Extrait fourni —
__________

Type de juridiction : Cour d’appel
Juridiction : Cour d’appel de Nîmes
Thématique : Conflit autour de la rupture conventionnelle et de la concurrence déloyale dans le cadre d’un contrat de travail.
→ RésuméDans cette affaire, deux sociétés, Erai Export et Plein Sud France, ont été impliquées dans un litige concernant un salarié, désigné comme responsable développement export. Ce dernier a été embauché par Erai Export en octobre 2017, avec un contrat de travail à durée indéterminée. En février 2021, un avenant a été signé, répartissant son temps de travail entre les deux sociétés du groupe. En juillet 2021, le salarié a créé une société concurrente, Skytech Company, avant de signer une rupture conventionnelle avec Plein Sud France en août 2021.
Après la rupture, le salarié a réclamé le paiement de salaires non versés pour les mois d’août et septembre 2021. En décembre 2021, il a saisi le conseil de prud’hommes d’Alès, demandant le paiement de 2 342,40 euros pour les salaires dus, ainsi que des dommages et intérêts pour non-paiement. Le jugement rendu en juin 2023 a condamné Plein Sud France à payer le montant réclamé, annulé la rupture conventionnelle et prononcé la démission du salarié, tout en lui imposant de rembourser l’indemnité de rupture et de payer des dommages et intérêts pour préavis non effectué. Le salarié a interjeté appel de cette décision, demandant la confirmation de la condamnation pour les salaires dus et la réformation des autres points du jugement. De son côté, Plein Sud France a également formé un appel incident, cherchant à confirmer la décision initiale sur certains aspects tout en demandant des dommages et intérêts pour intention de nuire. La cour a finalement confirmé la condamnation de Plein Sud France pour le paiement des salaires dus, mais a infirmé les autres décisions, notamment celles concernant la démission du salarié et les demandes de remboursement d’indemnités. Les deux parties ont été condamnées à supporter leurs propres dépens. |
RÉPUBLIQUE FRANÇAISE
AU NOM DU PEUPLE FRANÇAIS
ARRÊT N°
N° RG 23/02187 – N° Portalis DBVH-V-B7H-I3YY
NR EB
CONSEIL DE PRUD’HOMMES – FORMATION PARITAIRE D’ALES
02 juin 2023
RG :21/00188
[G] [J]
C/
S.A.R.L. PLEIN SUD FRANCE
Grosse délivrée le 25 MARS 2025 à :
– Me
– Me
COUR D’APPEL DE NÎMES
CHAMBRE CIVILE
5ème chambre sociale PH
ARRÊT DU 25 MARS 2025
Décision déférée à la Cour : Jugement du Conseil de Prud’hommes – Formation paritaire d’ALES en date du 02 Juin 2023, N°21/00188
COMPOSITION DE LA COUR LORS DES DÉBATS :
Mme Nathalie ROCCI, Présidente, a entendu les plaidoiries, en application de l’article 805 du code de procédure civile, sans opposition des avocats, et en a rendu compte à la cour lors de son délibéré.

__________

Données fournies —
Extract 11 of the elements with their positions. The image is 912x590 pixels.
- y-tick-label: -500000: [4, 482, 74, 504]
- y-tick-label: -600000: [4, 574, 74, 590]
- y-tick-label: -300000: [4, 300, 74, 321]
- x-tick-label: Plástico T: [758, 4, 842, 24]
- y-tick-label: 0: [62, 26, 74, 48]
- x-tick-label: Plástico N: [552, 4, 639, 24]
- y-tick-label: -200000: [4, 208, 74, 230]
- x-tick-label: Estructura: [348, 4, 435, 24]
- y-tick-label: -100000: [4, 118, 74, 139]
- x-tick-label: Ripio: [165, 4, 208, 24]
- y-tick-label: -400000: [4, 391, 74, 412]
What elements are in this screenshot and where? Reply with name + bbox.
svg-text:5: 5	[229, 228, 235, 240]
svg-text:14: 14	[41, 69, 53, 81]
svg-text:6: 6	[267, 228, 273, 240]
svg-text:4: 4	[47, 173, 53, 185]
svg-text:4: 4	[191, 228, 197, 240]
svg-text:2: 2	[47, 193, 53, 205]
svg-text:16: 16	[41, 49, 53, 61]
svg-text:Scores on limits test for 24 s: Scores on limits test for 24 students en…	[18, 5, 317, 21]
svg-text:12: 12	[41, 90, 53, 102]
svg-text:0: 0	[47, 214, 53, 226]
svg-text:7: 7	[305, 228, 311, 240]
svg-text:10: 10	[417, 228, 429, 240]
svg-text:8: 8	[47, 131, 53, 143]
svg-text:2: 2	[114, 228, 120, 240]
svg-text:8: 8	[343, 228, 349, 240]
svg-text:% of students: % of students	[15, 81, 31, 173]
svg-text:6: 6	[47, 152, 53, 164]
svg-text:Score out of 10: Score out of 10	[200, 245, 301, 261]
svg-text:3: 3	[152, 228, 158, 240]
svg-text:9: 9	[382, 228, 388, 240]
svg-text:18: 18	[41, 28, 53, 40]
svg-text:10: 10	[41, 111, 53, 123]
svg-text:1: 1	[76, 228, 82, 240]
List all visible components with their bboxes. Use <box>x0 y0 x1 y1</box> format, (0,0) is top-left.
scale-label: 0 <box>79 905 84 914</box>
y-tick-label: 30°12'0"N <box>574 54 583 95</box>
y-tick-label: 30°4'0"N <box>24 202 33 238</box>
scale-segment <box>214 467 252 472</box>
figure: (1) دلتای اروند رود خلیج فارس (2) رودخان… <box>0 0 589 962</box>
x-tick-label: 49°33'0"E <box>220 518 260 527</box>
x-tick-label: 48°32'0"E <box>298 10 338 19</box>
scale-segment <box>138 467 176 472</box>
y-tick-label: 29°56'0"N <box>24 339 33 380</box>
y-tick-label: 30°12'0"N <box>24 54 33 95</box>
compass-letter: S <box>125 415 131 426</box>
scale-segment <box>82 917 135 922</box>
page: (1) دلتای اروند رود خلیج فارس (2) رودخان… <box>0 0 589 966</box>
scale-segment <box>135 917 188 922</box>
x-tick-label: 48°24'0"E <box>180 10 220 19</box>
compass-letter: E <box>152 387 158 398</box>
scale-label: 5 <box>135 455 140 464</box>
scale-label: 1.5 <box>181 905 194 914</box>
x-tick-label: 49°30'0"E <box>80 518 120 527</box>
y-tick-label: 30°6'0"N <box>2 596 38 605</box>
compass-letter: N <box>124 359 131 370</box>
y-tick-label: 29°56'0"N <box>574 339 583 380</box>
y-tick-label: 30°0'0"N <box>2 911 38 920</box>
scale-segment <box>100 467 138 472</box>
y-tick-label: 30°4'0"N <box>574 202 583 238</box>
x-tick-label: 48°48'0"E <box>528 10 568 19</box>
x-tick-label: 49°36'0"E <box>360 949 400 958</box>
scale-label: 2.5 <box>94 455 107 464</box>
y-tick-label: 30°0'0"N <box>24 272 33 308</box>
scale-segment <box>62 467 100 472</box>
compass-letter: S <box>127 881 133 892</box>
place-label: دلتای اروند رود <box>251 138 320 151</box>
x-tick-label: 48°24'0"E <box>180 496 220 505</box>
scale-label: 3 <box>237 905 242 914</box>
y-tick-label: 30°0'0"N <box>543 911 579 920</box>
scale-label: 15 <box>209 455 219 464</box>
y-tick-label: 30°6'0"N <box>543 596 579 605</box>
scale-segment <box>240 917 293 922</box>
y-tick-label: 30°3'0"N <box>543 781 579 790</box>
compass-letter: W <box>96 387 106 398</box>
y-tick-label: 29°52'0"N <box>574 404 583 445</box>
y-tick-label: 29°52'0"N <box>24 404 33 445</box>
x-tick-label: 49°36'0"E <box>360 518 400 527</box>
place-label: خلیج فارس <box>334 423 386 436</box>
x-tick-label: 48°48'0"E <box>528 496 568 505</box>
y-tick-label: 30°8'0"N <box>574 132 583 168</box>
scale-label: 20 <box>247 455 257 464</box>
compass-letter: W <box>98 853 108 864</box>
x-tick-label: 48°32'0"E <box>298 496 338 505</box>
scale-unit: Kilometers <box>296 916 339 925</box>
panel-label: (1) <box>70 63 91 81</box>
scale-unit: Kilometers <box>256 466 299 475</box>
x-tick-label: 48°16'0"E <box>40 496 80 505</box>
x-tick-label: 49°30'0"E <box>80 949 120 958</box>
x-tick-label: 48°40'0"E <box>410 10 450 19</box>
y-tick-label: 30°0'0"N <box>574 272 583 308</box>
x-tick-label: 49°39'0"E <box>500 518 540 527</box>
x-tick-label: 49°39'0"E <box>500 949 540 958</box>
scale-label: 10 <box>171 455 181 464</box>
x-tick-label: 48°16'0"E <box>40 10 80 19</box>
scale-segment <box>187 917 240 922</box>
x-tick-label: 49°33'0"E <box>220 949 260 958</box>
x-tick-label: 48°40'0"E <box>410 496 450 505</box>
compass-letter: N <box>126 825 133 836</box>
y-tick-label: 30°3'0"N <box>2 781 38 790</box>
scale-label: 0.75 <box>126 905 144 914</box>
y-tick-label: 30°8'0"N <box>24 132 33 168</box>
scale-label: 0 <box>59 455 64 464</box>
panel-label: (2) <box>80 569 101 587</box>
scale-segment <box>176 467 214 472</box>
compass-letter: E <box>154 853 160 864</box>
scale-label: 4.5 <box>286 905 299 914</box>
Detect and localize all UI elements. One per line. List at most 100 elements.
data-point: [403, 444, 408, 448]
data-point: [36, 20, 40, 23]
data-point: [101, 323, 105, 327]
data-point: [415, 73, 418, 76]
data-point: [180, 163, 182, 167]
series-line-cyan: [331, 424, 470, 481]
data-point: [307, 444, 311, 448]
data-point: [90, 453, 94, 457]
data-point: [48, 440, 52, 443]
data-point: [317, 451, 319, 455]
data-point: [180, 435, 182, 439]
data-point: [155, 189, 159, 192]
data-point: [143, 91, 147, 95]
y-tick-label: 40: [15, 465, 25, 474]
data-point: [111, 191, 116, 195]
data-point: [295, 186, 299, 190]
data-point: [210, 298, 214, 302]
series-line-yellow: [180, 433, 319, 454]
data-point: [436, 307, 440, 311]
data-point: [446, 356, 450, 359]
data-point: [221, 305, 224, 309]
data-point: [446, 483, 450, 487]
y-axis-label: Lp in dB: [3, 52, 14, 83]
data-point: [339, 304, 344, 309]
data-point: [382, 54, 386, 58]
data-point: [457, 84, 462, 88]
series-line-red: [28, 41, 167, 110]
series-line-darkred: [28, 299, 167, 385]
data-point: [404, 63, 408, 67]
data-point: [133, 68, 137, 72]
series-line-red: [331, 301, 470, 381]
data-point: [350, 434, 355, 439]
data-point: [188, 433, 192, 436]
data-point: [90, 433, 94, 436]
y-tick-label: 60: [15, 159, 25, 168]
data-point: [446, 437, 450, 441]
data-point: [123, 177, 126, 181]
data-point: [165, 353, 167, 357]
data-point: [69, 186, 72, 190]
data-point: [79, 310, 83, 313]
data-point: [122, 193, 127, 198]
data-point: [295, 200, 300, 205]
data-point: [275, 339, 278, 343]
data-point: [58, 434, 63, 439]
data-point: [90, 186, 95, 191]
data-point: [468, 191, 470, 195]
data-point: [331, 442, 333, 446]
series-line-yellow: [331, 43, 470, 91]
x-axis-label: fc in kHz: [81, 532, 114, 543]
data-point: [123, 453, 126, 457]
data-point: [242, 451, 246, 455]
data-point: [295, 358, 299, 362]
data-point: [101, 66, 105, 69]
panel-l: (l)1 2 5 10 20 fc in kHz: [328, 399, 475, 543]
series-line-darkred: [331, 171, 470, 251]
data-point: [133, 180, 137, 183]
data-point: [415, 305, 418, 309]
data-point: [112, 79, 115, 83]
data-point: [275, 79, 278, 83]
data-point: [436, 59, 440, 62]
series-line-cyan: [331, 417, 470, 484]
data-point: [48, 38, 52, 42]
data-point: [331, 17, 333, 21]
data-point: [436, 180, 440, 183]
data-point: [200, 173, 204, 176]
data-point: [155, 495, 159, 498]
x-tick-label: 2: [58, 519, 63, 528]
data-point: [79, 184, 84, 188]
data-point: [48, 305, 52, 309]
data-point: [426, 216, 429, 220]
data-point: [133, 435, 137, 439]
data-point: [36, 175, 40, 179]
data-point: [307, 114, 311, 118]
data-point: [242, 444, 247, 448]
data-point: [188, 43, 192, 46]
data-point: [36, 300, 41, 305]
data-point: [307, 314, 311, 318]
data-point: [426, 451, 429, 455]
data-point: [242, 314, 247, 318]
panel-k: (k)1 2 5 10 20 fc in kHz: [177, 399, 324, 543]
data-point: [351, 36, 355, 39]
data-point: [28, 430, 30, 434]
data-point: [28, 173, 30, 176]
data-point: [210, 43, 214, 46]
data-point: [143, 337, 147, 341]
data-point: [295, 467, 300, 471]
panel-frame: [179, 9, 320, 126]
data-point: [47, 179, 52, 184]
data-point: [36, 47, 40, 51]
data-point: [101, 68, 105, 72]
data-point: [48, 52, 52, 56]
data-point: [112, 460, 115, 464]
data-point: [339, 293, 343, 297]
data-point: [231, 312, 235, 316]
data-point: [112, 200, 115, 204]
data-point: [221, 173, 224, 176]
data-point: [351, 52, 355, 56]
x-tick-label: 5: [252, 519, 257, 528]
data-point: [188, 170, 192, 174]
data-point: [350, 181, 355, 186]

__________

Travail à réaliser —
- A) Répondez aux questions suivantes à partir de l'arrêt de la cour d'appel de Nîmes :
(i) Quelle société concurrente le salarié a-t-il créée en juillet 2021 ?
(ii) Quelle somme le salarié a-t-il réclamée devant le conseil de prud'hommes d'Alès au titre des salaires dus ?
(iii) Quelle magistrate a entendu les plaidoiries en qualité de présidente ?
- B) Dressez la liste de toutes les sociétés nommées dans l'arrêt de la cour d'appel de Nîmes.
- C) Donnez la suite de l'arrêt de la cour d'appel de Nîmes, à partir de sa dernière phrase.

Réponses —
- A)
(i) Skytech Company.
(ii) 2 342,40 euros.
(iii) Mme Nathalie ROCCI.

- B)
Erai Export
Plein Sud France
Skytech Company

- C)
COMPOSITION DE LA COUR LORS DU DÉLIBÉRÉ :
Mme Nathalie ROCCI, Présidente
M. Michel SORIANO, Conseiller
Mme Leila REMILI, Conseillère
GREFFIER :
Mme Emmanuelle BERGERAS, Greffier, lors des débats et du prononcé de la décision.
DÉBATS :
A l’audience publique du 17 Janvier 2025, où l’affaire a été mise en délibéré au 25 Mars 2025.
Les parties ont été avisées que l’arrêt sera prononcé par sa mise à disposition au greffe de la cour d’appel.
APPELANT :
Monsieur [N] [H] [G] [J]
né le 02 Avril 1965 à Espagne
[Adresse 1]
[Localité 2]
Représenté par Me Eve SOULIER de la SELARL EVE SOULIER – JEROME PRIVAT – THOMAS AUTRIC, avocat au barreau d’AVIGNON
INTIMÉE :
S.A.R.L. PLEIN SUD FRANCE
[Adresse 4]
[Localité 3]
Représentée par Me Guillaume GARCIA, avocat au barreau d’ALES
ARRÊT :
Arrêt contradictoire, prononcé publiquement et signé par Mme Nathalie ROCCI, Présidente, le 25 Mars 2025, par mise à disposition au greffe de la cour.
FAITS, PROCÉDURE ET PRÉTENTIONS
Les sociétés Erai Export et Plein Sud France sont deux entreprises intimement liées, dont le siège social est établi à [Localité 5].
Elles ont toutes deux une activité à l’international, plus précisément en export de matériels électroniques et installations électriques techniques en Afrique de l’Ouest.
La Société Erai Export fabrique des armoires basse tension et fournit également de l’outillage et du petit matériel sur des chantiers d’ampleur, en particulier en Afrique de l’Ouest.
M. [N] [G] [J] (le salarié) a été embauché le 09 octobre 2017 par la SARL Erai Export suivant contrat de travail à durée indéterminée, en qualité de responsable développement export, statut cadre, position 2 et indice 114 de la convention collective des ingénieurs et cadres de la métallurgie.
Le contrat prévoyait une convention de forfait en jours fixé à 218 jours par an.
Le 1er février 2021, un avenant au contrat à durée indéterminée à temps complet a été signé, M. [G] [J] étant également engagé par une autre société du groupe, la Sarl Plein Sud France (l’employeur), l’ancienneté du salarié étant reprise.
A compter de cette date, le forfait du salarié était réparti en 109 jours au sein de la SARL Erai Export, et 109 jours au sein de la Sarl Plein Sud France.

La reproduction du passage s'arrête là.